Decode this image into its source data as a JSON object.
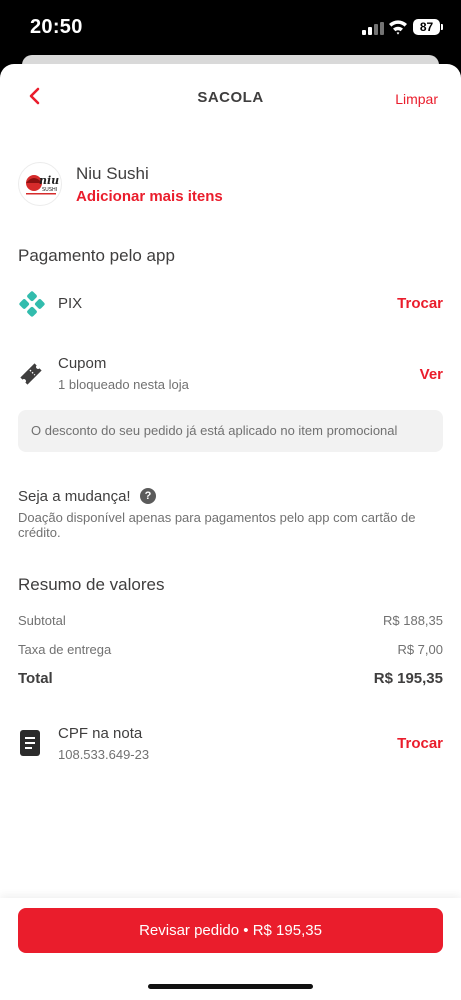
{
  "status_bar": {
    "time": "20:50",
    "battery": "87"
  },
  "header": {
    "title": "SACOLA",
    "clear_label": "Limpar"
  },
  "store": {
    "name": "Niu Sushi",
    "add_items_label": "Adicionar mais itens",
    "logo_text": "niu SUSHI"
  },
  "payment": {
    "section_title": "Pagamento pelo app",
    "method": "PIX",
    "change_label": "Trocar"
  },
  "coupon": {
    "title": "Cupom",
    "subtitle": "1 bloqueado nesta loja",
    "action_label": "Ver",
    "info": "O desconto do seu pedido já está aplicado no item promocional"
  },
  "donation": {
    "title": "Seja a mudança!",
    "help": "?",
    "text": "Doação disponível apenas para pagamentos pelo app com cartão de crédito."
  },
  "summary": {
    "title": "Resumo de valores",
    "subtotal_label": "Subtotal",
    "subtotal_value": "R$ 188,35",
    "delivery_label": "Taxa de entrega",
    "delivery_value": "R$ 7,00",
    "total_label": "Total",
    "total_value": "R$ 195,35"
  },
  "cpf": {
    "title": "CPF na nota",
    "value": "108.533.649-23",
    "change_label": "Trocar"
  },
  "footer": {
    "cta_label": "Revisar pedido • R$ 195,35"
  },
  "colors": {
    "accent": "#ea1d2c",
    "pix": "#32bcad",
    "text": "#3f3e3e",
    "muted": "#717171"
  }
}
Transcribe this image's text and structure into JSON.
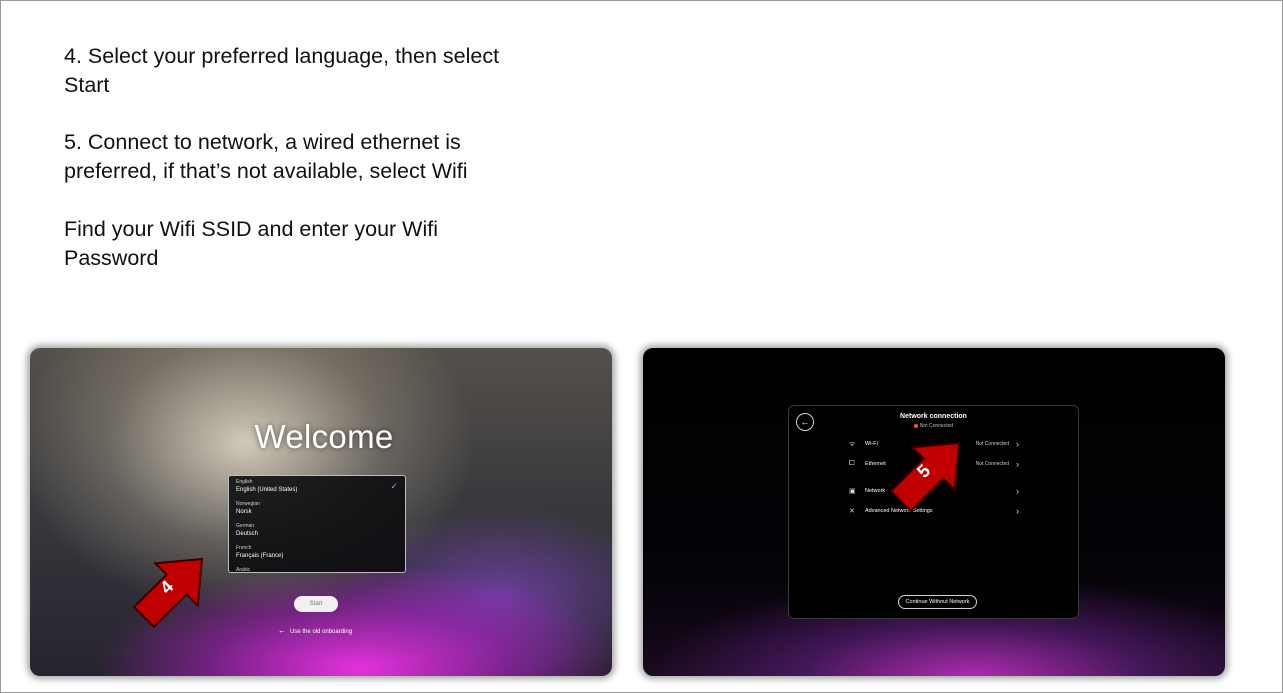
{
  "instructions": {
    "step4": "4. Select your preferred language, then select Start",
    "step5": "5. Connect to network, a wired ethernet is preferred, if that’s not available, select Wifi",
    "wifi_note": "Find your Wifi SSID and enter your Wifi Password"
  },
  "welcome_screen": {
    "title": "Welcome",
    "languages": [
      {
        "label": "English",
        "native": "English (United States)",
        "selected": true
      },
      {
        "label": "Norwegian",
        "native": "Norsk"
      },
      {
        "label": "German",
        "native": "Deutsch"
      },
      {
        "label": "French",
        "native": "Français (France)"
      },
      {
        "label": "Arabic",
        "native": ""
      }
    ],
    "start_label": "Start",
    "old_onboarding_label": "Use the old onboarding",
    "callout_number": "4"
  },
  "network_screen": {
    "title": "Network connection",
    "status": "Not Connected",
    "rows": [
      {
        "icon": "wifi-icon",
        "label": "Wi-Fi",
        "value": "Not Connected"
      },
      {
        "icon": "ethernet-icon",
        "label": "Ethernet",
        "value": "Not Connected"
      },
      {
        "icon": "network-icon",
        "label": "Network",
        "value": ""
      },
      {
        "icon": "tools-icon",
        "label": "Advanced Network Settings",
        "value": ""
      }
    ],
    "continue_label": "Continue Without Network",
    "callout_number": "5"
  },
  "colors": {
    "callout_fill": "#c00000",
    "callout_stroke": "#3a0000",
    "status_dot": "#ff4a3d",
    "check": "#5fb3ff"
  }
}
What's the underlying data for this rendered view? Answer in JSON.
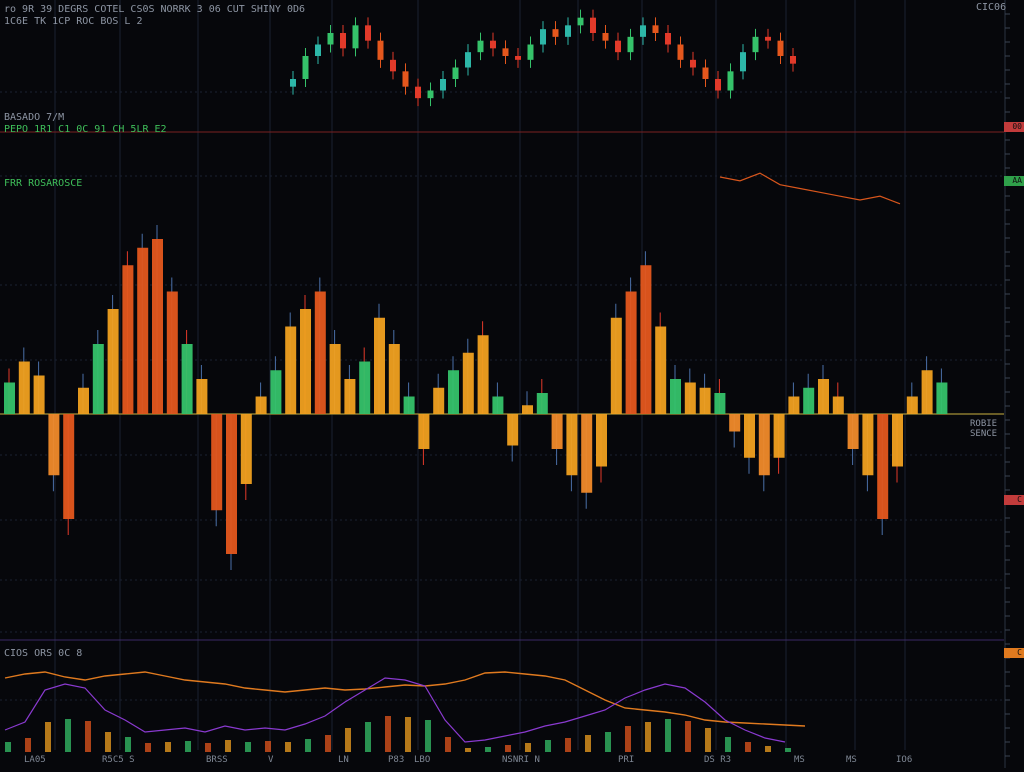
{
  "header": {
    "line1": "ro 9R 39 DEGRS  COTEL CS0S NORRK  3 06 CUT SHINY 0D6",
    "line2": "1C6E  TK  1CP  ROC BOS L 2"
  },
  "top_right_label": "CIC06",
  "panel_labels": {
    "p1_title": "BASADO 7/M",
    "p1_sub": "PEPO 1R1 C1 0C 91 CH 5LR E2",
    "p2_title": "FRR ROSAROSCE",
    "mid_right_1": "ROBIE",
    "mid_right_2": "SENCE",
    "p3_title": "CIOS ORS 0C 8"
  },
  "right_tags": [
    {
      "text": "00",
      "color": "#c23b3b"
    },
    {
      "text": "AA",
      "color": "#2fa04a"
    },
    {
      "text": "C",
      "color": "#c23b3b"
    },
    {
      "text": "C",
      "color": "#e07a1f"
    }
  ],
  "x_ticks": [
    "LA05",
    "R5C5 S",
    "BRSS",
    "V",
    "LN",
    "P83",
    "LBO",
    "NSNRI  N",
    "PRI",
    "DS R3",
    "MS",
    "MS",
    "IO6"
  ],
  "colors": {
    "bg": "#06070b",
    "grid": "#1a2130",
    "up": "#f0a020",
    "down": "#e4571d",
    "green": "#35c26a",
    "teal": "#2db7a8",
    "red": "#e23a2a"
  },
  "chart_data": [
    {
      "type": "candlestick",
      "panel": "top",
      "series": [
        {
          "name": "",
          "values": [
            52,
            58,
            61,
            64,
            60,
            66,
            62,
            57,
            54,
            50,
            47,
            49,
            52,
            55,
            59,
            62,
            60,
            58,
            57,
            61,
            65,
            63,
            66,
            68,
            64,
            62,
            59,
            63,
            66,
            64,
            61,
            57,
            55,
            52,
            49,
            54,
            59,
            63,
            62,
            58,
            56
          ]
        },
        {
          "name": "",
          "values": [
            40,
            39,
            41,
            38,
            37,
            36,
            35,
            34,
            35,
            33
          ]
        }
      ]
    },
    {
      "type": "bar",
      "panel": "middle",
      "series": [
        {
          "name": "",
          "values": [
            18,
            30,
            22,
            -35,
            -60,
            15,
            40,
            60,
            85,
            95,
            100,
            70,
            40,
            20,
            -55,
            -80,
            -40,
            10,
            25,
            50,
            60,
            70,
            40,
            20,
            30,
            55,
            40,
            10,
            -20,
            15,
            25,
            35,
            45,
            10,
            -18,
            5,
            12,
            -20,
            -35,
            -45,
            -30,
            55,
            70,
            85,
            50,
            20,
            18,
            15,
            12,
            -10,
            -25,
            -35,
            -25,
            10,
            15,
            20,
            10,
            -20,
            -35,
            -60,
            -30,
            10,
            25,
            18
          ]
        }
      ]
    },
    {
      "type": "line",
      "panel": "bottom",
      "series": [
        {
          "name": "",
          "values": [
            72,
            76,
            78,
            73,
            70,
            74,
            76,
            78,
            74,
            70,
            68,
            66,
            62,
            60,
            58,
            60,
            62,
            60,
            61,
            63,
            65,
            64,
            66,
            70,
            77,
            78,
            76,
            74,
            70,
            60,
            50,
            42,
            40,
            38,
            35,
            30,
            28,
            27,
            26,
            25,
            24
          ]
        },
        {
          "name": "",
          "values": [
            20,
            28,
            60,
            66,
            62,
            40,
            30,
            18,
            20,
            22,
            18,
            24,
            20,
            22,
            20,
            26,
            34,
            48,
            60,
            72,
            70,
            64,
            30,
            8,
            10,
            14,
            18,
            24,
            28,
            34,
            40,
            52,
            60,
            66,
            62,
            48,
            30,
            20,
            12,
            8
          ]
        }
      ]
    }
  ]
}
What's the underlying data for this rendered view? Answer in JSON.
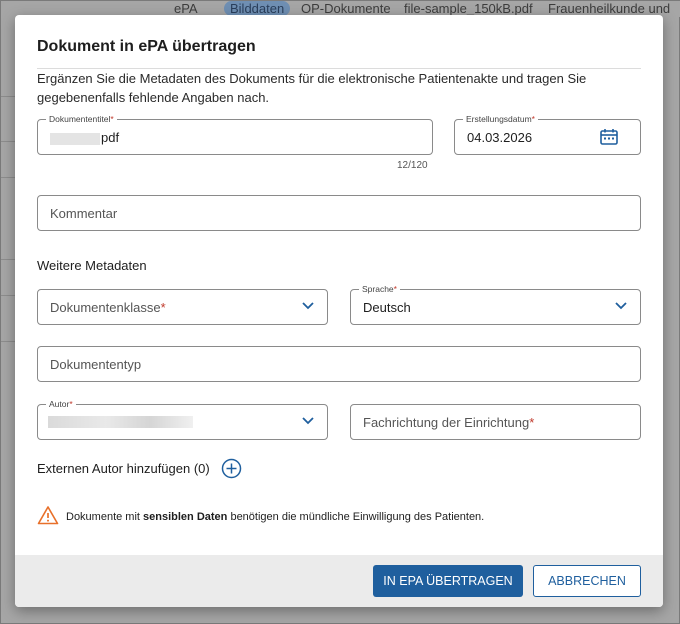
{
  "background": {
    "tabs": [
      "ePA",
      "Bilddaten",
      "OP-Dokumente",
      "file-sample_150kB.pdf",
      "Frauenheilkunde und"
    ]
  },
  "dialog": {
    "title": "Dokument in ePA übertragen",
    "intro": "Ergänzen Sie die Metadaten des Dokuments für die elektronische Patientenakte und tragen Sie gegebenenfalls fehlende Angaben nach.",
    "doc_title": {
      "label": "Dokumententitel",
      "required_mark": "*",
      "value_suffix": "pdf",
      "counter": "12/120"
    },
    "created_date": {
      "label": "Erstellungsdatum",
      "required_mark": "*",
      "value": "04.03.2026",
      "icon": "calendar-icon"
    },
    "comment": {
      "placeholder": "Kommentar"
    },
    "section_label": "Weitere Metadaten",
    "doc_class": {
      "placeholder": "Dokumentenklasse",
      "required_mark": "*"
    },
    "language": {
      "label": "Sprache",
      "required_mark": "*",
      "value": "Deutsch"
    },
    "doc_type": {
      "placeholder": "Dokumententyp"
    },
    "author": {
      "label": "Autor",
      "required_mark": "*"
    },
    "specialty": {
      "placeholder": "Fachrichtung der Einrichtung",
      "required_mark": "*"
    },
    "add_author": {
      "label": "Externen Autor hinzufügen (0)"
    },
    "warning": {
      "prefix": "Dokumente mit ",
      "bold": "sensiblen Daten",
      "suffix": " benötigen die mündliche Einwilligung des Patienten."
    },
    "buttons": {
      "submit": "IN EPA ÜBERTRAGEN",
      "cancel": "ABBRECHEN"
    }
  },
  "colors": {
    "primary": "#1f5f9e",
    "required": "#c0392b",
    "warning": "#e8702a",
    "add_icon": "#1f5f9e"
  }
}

_ _ _ _ _

Scan the material above for the word "placeholder". Copy each line where it occurs.

* **Answer to this task**:
      "placeholder": "Kommentar"
      "placeholder": "Dokumentenklasse",
      "placeholder": "Dokumententyp"
      "placeholder": "Fachrichtung der Einrichtung",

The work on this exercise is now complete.